* Daftar Tugas
A) Dalam teks tentang piutang tak tertagih, arus kas disebut sebagai apa bagi sebuah bisnis?
B) Teruskan teks tentang piutang tak tertagih, dimulai setelah kalimat terakhirnya.
─── Bagian Teks
Memahami Piutang Tak Tertagih, Definisi, Kriteria, dan Penghapusannya

Image title
29 Juli 2022, 09:00
bisnis, piutang, piutang tak tertagih
Pexels/Nataliya Vaitkevich
Ilustrasi, pencatatan akuntansi.

Dalam suatu bisnis, baik yang berbentuk perorangan persekutuan, maupun perseroan, keberadaan arus kas tergolong sangat penting. Arus kas bisa dikatakan merupakan sumber kehidupan bisnis.

Jika ada gangguan pada arus kas, maka bisa membahayakan kelangsungan hidup atau kesuksesan bisnis. Salah satu hal yang memengaruhi arus kas bisnis adalah piutang tak tertagih.

Pengertian piutang berdasarkan Kamus Besar Bahasa Indonesia (KBBI) terdiri dari dua. Pertama, uang yang dipinjamkan, yang dapat ditagih dari seseorang. Kedua, tagihan uang perusahaan kepada para pelanggan yang diharapkan akan dilunasi dalam waktu paling lama satu tahun sejak tanggal keluarnya tagihan.
──────
─── Entri Kumpulan Data
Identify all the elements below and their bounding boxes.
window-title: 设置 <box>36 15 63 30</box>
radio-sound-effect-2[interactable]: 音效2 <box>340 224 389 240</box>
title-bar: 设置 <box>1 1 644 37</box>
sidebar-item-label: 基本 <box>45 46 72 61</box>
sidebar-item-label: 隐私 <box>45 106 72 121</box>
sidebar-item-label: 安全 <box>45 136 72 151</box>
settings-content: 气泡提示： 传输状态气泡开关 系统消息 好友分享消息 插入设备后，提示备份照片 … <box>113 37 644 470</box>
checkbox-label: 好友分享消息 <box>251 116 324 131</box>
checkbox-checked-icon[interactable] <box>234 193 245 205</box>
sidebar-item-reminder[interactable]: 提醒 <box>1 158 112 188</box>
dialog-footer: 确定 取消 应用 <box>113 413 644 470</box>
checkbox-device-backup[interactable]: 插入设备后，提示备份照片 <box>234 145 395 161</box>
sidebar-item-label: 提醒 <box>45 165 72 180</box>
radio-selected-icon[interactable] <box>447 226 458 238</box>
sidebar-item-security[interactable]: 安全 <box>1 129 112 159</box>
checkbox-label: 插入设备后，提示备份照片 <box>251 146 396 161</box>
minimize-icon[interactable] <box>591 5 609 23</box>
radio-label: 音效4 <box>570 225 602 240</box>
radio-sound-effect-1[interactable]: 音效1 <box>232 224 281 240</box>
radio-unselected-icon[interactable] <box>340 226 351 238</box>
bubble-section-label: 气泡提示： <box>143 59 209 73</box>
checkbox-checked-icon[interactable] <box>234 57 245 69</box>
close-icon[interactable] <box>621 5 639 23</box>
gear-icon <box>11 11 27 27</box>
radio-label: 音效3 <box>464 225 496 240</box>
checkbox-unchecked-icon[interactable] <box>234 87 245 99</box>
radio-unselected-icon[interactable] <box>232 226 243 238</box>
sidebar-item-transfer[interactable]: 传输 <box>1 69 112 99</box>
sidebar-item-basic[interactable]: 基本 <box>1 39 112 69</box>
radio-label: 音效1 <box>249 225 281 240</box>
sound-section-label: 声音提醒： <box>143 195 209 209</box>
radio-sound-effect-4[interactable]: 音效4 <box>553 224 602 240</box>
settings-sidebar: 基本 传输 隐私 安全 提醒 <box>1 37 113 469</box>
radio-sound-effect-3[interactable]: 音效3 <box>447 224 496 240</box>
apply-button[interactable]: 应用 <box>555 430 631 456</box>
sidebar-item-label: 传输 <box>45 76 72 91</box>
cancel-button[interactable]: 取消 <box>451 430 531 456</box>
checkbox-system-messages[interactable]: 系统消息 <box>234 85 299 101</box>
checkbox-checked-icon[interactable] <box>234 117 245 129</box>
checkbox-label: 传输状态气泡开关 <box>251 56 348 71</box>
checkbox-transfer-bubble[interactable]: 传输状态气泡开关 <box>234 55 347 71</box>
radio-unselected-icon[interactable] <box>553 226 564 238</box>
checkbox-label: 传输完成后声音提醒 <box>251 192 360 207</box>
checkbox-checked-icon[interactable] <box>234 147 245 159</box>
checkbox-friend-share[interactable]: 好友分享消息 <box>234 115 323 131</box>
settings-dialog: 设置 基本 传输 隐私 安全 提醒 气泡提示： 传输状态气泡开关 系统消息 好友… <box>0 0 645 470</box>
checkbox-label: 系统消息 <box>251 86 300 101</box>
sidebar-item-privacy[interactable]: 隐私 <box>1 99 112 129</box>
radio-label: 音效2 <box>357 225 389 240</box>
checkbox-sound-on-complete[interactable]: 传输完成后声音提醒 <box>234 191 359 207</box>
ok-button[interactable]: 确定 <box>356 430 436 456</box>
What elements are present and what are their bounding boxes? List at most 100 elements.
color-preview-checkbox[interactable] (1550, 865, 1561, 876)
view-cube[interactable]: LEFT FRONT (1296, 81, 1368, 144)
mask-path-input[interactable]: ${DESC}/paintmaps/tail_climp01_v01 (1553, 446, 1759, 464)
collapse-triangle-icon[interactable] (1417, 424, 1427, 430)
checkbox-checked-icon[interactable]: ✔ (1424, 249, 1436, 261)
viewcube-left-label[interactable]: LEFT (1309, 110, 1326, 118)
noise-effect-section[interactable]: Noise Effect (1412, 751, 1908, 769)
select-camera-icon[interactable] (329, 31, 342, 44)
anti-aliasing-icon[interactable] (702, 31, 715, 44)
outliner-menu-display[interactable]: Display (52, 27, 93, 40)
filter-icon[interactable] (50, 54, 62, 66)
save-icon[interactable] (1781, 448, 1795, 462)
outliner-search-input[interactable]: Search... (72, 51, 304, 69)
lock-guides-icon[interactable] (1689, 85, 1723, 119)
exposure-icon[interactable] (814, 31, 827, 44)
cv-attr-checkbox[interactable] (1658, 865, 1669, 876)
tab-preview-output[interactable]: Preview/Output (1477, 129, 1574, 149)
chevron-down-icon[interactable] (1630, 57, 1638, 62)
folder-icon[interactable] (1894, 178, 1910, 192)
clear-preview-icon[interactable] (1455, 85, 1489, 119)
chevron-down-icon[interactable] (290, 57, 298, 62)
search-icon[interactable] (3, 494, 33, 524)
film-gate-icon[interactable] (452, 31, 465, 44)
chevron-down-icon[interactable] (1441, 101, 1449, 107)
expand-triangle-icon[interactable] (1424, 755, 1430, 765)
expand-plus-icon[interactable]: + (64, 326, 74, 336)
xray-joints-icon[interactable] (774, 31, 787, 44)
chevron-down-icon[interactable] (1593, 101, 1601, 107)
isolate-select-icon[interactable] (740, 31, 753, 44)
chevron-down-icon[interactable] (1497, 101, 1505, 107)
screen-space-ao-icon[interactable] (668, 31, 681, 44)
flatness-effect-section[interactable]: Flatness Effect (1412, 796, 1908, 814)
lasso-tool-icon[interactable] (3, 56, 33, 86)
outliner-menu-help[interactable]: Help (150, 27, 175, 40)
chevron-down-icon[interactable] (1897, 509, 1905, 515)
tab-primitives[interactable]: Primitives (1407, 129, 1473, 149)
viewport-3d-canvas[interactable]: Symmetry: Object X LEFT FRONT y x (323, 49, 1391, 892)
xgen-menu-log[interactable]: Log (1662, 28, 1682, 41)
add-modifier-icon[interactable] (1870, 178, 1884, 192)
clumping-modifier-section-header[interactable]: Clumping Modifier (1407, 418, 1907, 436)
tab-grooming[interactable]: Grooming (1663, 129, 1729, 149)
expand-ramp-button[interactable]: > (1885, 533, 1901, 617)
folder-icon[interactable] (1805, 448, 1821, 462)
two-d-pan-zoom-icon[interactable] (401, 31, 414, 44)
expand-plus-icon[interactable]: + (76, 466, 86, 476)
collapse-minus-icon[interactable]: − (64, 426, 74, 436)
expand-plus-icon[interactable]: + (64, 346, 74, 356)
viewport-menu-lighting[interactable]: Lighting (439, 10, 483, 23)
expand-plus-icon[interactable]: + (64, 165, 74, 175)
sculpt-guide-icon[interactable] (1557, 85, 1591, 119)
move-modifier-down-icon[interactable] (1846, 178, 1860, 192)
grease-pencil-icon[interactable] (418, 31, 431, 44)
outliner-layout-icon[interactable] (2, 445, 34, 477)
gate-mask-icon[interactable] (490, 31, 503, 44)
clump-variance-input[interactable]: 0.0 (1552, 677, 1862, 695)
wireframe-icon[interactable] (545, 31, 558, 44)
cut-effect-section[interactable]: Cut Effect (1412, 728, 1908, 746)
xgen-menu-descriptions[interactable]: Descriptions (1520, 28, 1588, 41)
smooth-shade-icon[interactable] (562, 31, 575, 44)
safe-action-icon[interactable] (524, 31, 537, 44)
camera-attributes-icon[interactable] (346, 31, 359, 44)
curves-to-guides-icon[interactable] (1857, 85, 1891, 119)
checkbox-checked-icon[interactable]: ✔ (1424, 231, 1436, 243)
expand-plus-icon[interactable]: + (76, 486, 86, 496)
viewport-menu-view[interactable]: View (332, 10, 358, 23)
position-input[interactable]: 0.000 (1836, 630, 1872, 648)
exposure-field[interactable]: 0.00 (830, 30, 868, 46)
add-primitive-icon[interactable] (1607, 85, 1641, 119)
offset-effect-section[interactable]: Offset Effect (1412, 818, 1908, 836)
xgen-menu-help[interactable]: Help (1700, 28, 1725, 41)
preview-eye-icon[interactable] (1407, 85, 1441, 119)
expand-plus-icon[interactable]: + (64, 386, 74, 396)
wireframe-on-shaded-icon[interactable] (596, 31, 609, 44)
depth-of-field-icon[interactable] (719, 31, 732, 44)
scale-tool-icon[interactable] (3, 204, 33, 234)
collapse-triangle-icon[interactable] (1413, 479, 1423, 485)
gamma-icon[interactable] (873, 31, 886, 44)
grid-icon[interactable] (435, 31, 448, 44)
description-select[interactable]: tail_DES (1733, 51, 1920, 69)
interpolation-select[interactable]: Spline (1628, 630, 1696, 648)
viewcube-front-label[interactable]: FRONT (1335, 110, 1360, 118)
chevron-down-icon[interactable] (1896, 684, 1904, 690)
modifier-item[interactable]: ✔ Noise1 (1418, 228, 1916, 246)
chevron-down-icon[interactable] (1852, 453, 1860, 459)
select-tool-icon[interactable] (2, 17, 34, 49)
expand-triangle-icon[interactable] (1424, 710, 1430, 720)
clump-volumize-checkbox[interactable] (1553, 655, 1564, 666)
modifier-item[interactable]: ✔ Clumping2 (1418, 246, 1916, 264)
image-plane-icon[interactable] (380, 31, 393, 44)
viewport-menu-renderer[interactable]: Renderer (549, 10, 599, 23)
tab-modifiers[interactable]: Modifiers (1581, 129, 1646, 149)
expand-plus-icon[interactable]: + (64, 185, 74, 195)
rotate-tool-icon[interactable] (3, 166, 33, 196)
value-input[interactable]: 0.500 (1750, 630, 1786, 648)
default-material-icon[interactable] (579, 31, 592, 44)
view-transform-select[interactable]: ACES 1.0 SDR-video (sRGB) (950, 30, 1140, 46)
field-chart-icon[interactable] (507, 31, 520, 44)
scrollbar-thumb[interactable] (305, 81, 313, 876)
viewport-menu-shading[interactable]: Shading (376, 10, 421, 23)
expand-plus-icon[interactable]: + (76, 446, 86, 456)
──────
* Daftar Jawaban
A) Sumber kehidupan bisnis.

B)
Dalam istilah akuntansi, piutang kerap disebut dengan account receiveable (AR), yang dapat diterjemahkan sebagai salah satu jenis dari transaksi akuntansi yang dimaknai sebagai penagihan kepada konsumen yang telah berutang.

Jadi, bisa disimpulkan bahwa piutang adalah hak suatu pihak yang masih ada di tangan pihak lain. Hak yang dimaksud ini, bisa dalam bentuk uang atau penjualan yang belum dibayar lunas.

Definisi Piutang Tak Tertagih

Piutang tak tertagih dapat terjadi jika pihak yang berutang tidak bisa ditagih. Piutang tersebut tidak menjadi berharga, karena pihak yang memberi utang atau masih memiliki piutang harus menghapusnya.

Misalnya, jika pelanggan membeli sebuah produk seharga Rp 500.000 menggunakan kredit toko dan menerima produk di muka. Saat toko menagih ke pelanggan berulang kali dan tidak membuahkan hasil, maka inilah yang dinamakan piutang tak tertagih alias kredit macet.

Kredit macet bisa terjadi oleh beberapa alasan, misalnya pelanggan tidak memiliki uang untuk membayar, atau tidak puas terhadap layanan/produk tertentu, sehingga menolak membayar.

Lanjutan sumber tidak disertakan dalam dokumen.